#### [Given request]
Below are records to transcribe exactly, without their pictures.

#### [Supplied data]
^^^^^^^^

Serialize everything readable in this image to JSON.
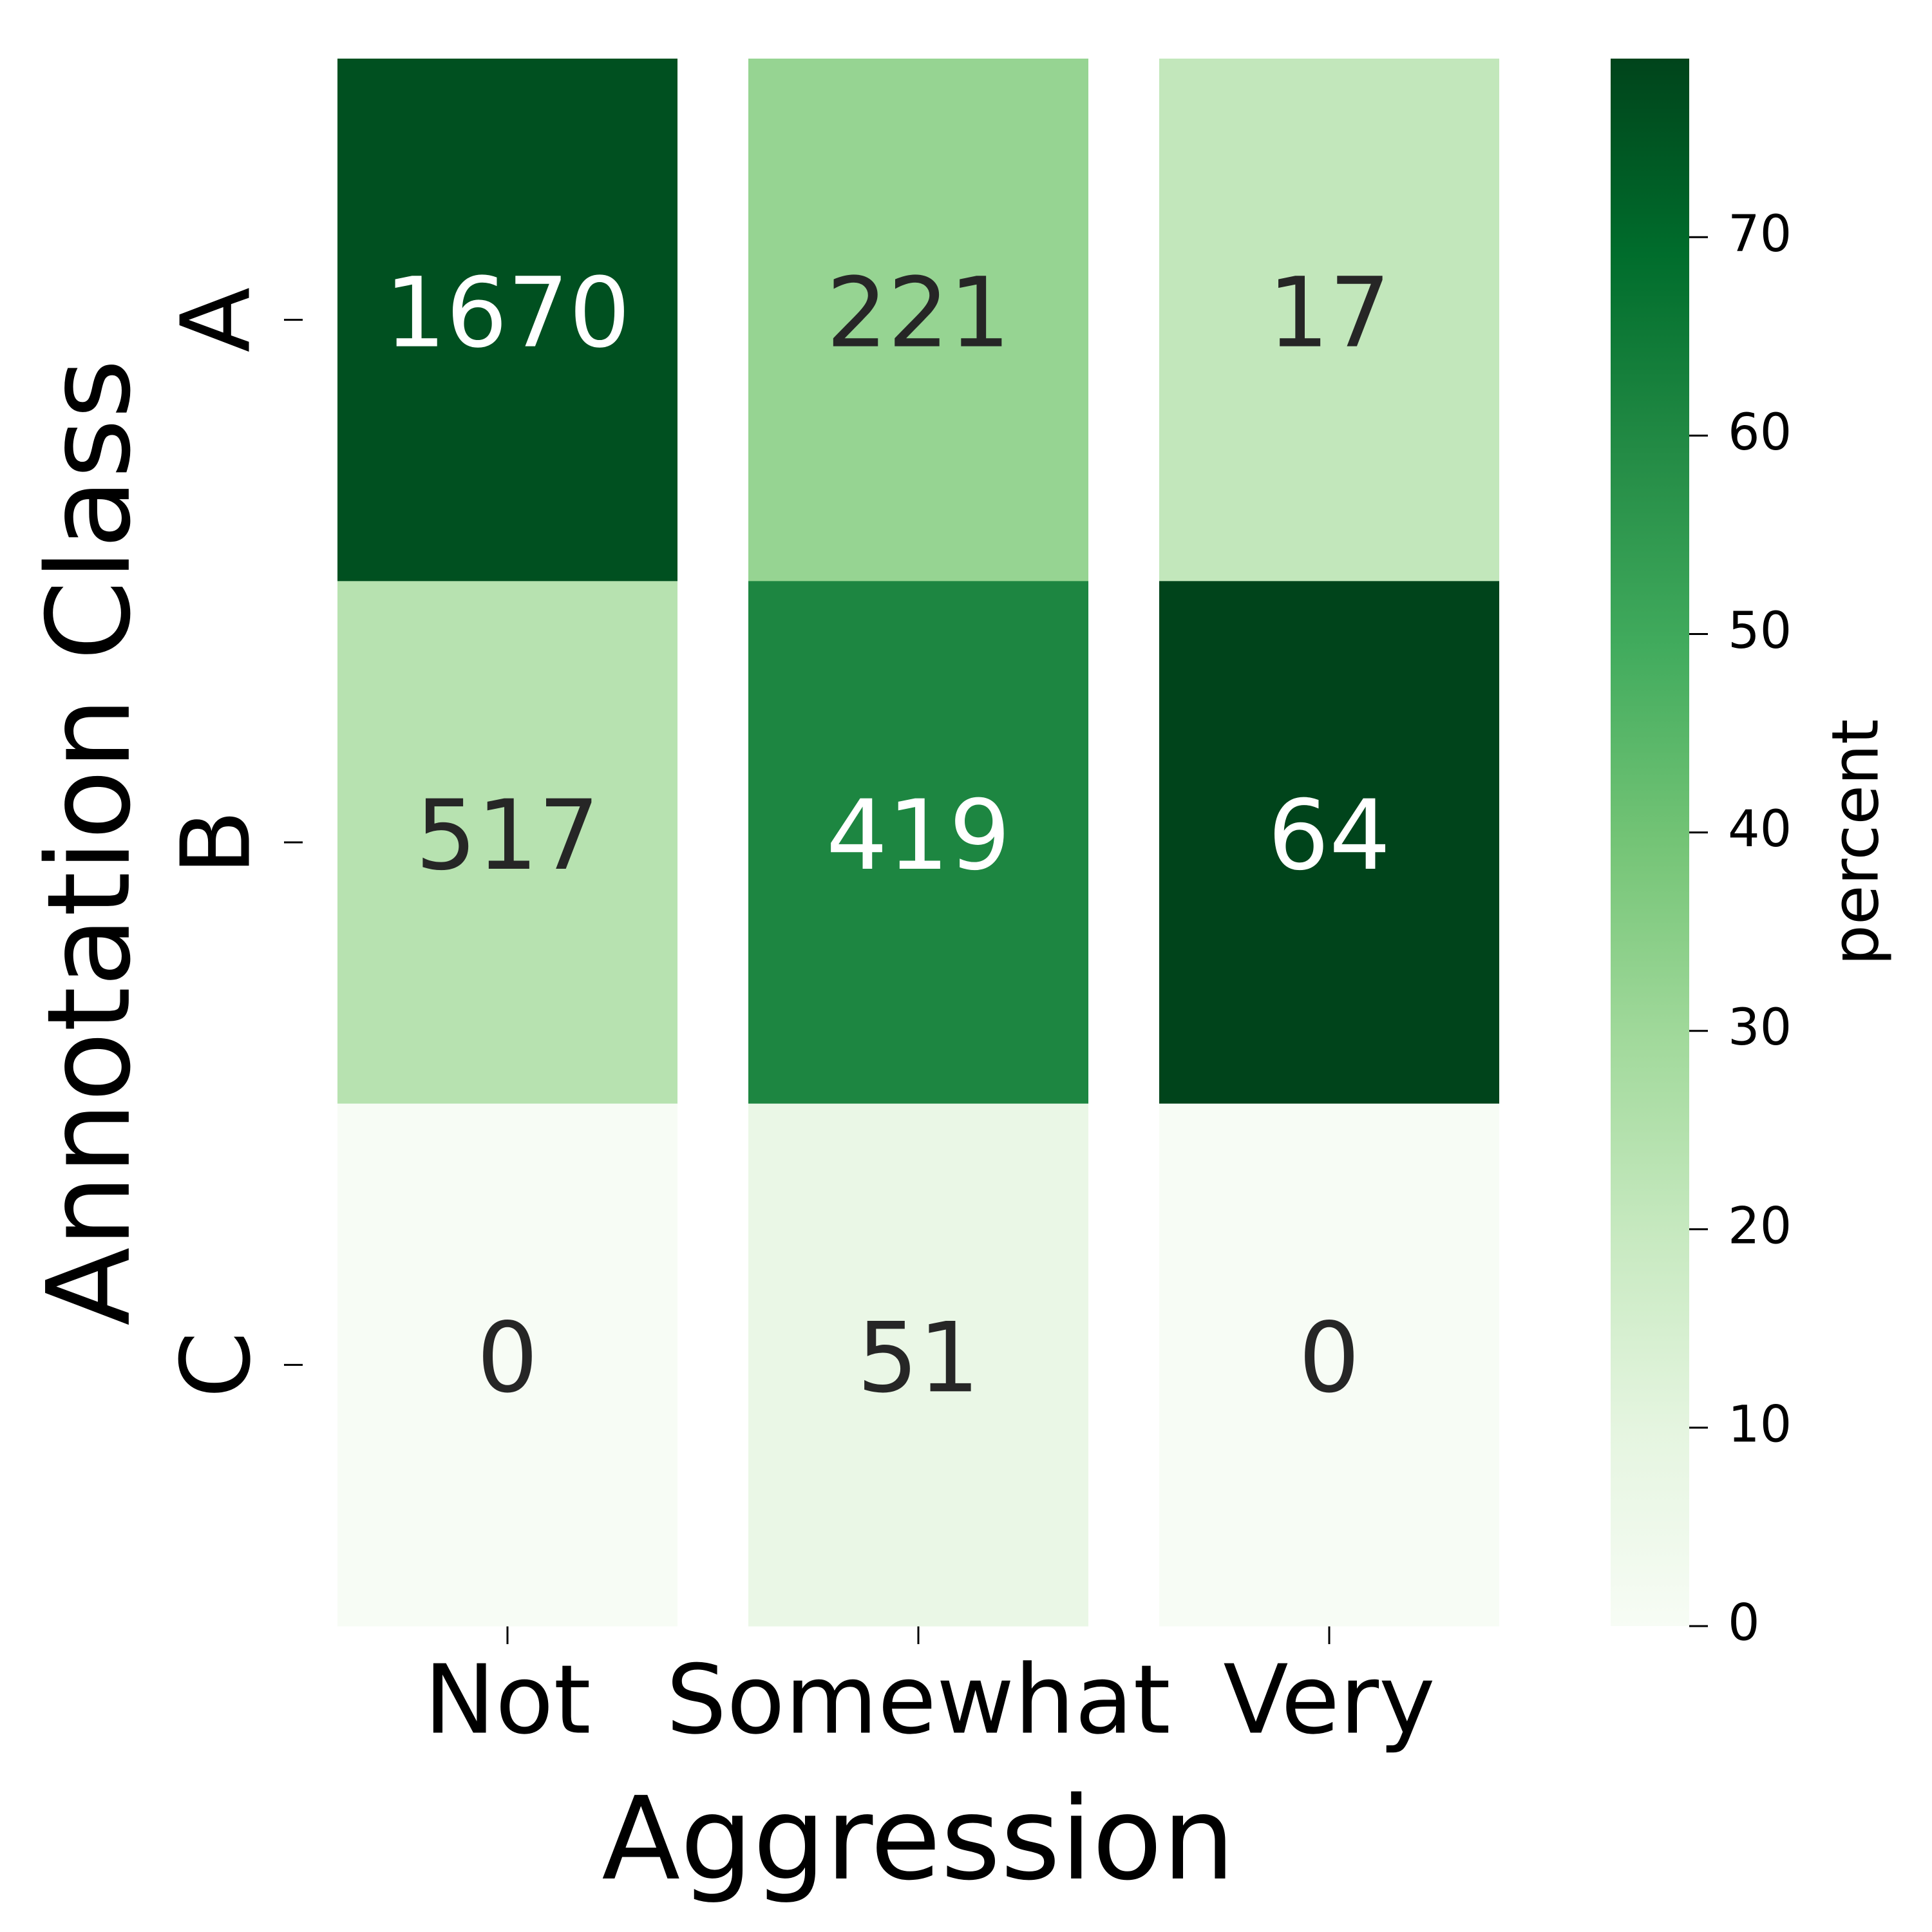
{
  "chart_data": {
    "type": "heatmap",
    "xlabel": "Aggression",
    "ylabel": "Annotation Class",
    "x": [
      "Not",
      "Somewhat",
      "Very"
    ],
    "y": [
      "A",
      "B",
      "C"
    ],
    "values": [
      [
        1670,
        221,
        17
      ],
      [
        517,
        419,
        64
      ],
      [
        0,
        51,
        0
      ]
    ],
    "percent": [
      [
        76,
        32,
        21
      ],
      [
        24,
        61,
        79
      ],
      [
        0,
        7,
        0
      ]
    ],
    "colorbar_label": "percent",
    "zlim": [
      0,
      79
    ],
    "zticks": [
      0,
      10,
      20,
      30,
      40,
      50,
      60,
      70
    ],
    "colors": [
      "#f7fcf5",
      "#e5f5e0",
      "#c7e9c0",
      "#a1d99b",
      "#74c476",
      "#41ab5d",
      "#238b45",
      "#006d2c",
      "#00441b"
    ]
  }
}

^^^^^^^^

#### [Problem solution]
Serialize everything readable in this image to JSON.
{
  "chart_data": {
    "type": "heatmap",
    "xlabel": "Aggression",
    "ylabel": "Annotation Class",
    "x": [
      "Not",
      "Somewhat",
      "Very"
    ],
    "y": [
      "A",
      "B",
      "C"
    ],
    "values": [
      [
        1670,
        221,
        17
      ],
      [
        517,
        419,
        64
      ],
      [
        0,
        51,
        0
      ]
    ],
    "percent": [
      [
        76,
        32,
        21
      ],
      [
        24,
        61,
        79
      ],
      [
        0,
        7,
        0
      ]
    ],
    "colorbar_label": "percent",
    "zlim": [
      0,
      79
    ],
    "zticks": [
      0,
      10,
      20,
      30,
      40,
      50,
      60,
      70
    ],
    "colors": [
      "#f7fcf5",
      "#e5f5e0",
      "#c7e9c0",
      "#a1d99b",
      "#74c476",
      "#41ab5d",
      "#238b45",
      "#006d2c",
      "#00441b"
    ]
  }
}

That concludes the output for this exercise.